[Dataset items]
▼

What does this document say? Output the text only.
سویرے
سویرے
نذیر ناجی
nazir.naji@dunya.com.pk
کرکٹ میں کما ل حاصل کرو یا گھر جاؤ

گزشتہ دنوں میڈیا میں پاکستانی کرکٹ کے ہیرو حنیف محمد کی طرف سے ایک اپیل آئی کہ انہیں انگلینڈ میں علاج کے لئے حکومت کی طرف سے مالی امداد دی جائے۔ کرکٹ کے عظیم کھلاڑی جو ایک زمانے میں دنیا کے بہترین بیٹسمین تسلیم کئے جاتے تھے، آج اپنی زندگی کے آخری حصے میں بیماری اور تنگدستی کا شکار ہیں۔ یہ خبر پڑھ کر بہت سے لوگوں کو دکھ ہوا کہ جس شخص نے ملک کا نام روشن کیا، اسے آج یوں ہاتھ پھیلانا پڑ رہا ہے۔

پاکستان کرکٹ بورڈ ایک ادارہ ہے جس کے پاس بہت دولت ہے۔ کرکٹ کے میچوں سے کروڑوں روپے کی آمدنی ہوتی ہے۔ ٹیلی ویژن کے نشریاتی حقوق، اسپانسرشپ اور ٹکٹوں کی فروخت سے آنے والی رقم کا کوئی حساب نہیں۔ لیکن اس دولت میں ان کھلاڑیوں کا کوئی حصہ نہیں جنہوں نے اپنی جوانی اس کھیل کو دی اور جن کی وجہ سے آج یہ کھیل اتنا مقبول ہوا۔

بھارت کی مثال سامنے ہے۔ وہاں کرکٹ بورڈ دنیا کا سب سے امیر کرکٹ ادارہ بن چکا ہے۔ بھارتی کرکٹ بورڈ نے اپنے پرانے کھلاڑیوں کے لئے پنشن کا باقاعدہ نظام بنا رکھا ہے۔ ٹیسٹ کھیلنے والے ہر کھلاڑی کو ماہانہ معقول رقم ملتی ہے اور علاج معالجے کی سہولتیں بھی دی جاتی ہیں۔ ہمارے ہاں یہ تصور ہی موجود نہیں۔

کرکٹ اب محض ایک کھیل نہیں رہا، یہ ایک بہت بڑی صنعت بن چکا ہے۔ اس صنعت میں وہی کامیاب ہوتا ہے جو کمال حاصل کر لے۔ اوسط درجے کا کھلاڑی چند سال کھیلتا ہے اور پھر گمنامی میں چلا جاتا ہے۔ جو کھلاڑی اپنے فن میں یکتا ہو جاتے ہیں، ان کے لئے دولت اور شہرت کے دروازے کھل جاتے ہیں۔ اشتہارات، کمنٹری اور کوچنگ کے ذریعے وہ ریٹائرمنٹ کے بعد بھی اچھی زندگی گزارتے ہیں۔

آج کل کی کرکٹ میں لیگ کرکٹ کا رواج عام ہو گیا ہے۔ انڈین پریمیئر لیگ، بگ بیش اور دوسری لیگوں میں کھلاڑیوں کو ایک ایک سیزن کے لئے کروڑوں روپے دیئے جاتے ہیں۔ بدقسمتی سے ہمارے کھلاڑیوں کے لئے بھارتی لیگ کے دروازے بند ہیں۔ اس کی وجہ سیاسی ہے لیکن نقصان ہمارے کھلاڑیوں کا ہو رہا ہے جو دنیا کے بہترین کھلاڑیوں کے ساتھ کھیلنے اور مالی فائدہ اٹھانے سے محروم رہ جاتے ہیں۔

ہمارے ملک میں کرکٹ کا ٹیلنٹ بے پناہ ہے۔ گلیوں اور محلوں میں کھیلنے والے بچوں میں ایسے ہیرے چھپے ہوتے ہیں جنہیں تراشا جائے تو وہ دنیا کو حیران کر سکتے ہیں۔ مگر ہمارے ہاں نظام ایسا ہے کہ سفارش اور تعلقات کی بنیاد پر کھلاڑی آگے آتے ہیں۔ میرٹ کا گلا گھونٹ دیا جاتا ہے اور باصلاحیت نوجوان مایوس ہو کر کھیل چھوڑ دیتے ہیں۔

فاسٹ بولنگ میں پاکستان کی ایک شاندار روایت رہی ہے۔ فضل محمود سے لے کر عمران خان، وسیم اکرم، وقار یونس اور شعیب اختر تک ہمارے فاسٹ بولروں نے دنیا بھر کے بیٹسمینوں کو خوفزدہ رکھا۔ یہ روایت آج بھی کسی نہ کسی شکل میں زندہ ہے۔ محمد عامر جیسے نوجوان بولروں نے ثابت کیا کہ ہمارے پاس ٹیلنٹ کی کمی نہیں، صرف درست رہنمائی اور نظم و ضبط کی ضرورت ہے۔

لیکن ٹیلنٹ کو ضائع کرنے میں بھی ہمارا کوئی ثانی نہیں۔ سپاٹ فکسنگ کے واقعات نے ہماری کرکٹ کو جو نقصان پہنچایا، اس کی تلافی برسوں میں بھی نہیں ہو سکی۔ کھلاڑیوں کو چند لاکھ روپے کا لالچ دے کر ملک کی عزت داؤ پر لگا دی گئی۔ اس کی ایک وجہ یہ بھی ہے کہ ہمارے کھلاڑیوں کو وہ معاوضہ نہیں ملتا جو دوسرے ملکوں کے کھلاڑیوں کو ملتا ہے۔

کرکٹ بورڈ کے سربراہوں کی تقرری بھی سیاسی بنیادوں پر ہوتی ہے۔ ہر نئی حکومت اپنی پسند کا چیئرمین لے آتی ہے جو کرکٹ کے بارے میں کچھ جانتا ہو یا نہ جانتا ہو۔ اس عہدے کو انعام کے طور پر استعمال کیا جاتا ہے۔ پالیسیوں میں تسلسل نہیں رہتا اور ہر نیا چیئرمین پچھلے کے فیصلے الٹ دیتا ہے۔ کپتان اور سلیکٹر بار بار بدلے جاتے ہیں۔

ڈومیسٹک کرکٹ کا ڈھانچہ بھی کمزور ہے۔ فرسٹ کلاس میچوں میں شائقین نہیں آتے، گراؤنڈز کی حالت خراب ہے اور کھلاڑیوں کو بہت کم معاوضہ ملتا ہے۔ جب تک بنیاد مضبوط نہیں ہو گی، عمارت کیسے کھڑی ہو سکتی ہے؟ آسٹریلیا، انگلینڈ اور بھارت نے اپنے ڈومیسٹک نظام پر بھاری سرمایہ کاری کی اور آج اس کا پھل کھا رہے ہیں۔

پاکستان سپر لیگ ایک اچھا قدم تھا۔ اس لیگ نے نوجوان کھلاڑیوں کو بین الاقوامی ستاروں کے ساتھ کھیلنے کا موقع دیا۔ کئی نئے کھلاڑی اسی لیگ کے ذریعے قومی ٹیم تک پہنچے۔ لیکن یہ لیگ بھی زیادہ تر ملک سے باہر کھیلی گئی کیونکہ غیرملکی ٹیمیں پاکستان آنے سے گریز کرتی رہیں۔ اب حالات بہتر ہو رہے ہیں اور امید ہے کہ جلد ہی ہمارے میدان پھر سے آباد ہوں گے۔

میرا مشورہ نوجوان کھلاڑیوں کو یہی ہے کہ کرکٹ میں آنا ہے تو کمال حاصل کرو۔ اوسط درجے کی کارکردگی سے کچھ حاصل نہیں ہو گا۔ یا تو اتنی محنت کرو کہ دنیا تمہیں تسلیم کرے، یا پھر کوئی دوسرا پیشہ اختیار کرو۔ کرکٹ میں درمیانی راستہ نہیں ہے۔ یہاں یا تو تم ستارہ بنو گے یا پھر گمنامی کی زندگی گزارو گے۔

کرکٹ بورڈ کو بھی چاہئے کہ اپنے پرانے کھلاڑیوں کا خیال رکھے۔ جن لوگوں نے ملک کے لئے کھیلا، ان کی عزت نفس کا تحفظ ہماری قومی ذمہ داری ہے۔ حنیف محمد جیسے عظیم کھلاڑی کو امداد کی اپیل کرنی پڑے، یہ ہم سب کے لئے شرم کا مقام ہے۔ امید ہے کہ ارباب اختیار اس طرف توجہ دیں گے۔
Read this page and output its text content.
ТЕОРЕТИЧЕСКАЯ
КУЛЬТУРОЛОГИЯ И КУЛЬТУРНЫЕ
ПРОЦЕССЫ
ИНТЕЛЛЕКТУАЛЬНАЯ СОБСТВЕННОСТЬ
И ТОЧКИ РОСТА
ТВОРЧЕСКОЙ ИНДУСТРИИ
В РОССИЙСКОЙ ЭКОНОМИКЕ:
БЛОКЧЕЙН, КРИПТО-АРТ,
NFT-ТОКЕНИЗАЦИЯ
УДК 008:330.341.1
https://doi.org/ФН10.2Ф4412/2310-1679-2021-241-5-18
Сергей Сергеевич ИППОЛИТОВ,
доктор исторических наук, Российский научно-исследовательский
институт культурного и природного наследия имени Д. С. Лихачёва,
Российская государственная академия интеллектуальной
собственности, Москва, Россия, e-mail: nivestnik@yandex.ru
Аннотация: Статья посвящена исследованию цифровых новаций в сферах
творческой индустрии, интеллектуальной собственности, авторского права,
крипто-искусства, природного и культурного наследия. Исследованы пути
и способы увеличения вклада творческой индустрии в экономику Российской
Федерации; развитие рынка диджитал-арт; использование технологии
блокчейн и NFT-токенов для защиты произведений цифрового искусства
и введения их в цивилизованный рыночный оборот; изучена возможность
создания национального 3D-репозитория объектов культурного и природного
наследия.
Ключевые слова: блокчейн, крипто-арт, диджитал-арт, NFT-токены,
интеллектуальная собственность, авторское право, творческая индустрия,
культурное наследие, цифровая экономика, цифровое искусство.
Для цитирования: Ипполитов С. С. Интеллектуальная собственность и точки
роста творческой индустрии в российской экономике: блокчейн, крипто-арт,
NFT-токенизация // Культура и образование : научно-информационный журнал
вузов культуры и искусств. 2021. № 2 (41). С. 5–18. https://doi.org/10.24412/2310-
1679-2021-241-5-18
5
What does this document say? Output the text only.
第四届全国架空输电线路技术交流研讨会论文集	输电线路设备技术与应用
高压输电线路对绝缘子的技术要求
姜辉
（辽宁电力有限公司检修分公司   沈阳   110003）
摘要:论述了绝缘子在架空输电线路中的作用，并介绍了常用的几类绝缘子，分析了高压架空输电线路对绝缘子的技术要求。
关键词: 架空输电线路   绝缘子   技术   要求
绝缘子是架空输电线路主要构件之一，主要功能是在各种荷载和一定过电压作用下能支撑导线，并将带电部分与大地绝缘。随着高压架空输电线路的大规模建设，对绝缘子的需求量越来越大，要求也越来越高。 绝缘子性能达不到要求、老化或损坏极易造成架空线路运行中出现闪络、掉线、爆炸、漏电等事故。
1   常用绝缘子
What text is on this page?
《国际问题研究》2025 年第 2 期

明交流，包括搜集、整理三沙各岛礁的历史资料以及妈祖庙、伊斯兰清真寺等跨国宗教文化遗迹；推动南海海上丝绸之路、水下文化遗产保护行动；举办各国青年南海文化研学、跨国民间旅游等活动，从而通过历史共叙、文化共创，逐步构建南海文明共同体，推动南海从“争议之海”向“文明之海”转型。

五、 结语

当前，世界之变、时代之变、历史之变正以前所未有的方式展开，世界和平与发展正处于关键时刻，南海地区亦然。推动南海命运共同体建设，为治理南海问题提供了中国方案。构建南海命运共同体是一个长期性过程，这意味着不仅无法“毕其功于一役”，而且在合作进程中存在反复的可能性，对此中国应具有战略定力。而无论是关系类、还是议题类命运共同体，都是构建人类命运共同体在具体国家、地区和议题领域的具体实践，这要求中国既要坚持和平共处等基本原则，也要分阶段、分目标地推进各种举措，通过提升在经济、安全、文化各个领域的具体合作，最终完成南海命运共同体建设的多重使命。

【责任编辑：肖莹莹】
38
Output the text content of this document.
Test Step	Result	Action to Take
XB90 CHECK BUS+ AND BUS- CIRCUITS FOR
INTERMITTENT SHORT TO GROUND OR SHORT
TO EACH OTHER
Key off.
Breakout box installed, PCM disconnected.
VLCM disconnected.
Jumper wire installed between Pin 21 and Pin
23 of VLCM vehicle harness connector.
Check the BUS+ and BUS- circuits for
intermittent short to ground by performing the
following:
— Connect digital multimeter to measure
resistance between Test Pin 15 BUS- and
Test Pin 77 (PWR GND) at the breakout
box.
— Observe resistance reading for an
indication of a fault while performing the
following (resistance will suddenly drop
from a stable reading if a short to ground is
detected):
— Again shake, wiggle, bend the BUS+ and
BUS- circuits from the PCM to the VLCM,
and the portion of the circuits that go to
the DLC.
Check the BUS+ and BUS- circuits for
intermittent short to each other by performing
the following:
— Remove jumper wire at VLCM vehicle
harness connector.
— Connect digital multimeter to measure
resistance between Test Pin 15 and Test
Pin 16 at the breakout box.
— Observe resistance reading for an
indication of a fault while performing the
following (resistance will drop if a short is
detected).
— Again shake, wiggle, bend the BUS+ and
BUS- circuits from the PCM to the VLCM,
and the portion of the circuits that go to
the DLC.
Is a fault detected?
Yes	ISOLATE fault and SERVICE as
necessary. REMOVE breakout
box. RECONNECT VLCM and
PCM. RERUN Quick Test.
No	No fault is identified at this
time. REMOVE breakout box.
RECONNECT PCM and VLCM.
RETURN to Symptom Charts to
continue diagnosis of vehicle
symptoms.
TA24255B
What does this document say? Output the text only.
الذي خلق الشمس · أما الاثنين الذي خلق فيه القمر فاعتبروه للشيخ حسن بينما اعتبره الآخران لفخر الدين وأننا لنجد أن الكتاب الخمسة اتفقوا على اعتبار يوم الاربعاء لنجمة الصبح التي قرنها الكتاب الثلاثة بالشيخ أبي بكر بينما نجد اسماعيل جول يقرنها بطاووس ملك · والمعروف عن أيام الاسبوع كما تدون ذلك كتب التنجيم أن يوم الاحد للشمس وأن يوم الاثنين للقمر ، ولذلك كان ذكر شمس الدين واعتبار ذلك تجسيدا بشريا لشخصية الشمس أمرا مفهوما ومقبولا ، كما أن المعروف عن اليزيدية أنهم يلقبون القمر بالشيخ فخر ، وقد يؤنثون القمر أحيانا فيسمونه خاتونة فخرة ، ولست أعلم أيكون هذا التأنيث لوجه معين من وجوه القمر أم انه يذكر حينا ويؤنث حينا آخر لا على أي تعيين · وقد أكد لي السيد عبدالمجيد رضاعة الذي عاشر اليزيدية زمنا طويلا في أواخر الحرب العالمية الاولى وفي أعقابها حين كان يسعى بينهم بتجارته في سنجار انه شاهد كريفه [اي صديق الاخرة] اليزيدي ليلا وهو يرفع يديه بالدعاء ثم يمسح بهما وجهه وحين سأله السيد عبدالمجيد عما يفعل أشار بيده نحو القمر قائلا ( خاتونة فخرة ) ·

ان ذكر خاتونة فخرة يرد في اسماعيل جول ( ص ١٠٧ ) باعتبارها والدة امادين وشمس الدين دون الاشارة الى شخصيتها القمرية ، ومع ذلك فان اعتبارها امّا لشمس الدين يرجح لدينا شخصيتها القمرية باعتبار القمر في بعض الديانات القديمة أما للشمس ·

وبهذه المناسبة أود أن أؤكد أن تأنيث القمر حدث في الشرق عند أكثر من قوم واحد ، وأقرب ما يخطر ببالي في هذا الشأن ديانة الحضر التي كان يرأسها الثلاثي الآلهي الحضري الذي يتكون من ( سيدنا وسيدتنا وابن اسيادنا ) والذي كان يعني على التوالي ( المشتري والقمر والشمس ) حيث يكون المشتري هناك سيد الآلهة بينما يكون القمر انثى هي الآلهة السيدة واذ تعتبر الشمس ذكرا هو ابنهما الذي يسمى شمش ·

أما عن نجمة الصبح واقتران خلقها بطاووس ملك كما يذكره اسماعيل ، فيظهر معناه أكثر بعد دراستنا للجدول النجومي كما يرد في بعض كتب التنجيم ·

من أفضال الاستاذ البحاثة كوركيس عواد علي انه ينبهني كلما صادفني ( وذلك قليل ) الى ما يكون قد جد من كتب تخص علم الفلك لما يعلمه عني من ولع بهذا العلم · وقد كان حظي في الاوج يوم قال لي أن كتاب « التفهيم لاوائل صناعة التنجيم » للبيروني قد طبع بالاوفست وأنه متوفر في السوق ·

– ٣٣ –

▲

» Instructions for the task:
Look through the entries and return every line where "أكثر" appears.

» Answer for this exercise:
وبهذه المناسبة أود أن أؤكد أن تأنيث القمر حدث في الشرق عند أكثر من قوم واحد ، وأقرب ما يخطر ببالي في هذا الشأن ديانة الحضر التي كان يرأسها الثلاثي الآلهي الحضري الذي يتكون من ( سيدنا وسيدتنا وابن اسيادنا ) والذي كان يعني على التوالي ( المشتري والقمر والشمس ) حيث يكون المشتري هناك سيد الآلهة بينما يكون القمر انثى هي الآلهة السيدة واذ تعتبر الشمس ذكرا هو ابنهما الذي يسمى شمش ·
أما عن نجمة الصبح واقتران خلقها بطاووس ملك كما يذكره اسماعيل ، فيظهر معناه أكثر بعد دراستنا للجدول النجومي كما يرد في بعض كتب التنجيم ·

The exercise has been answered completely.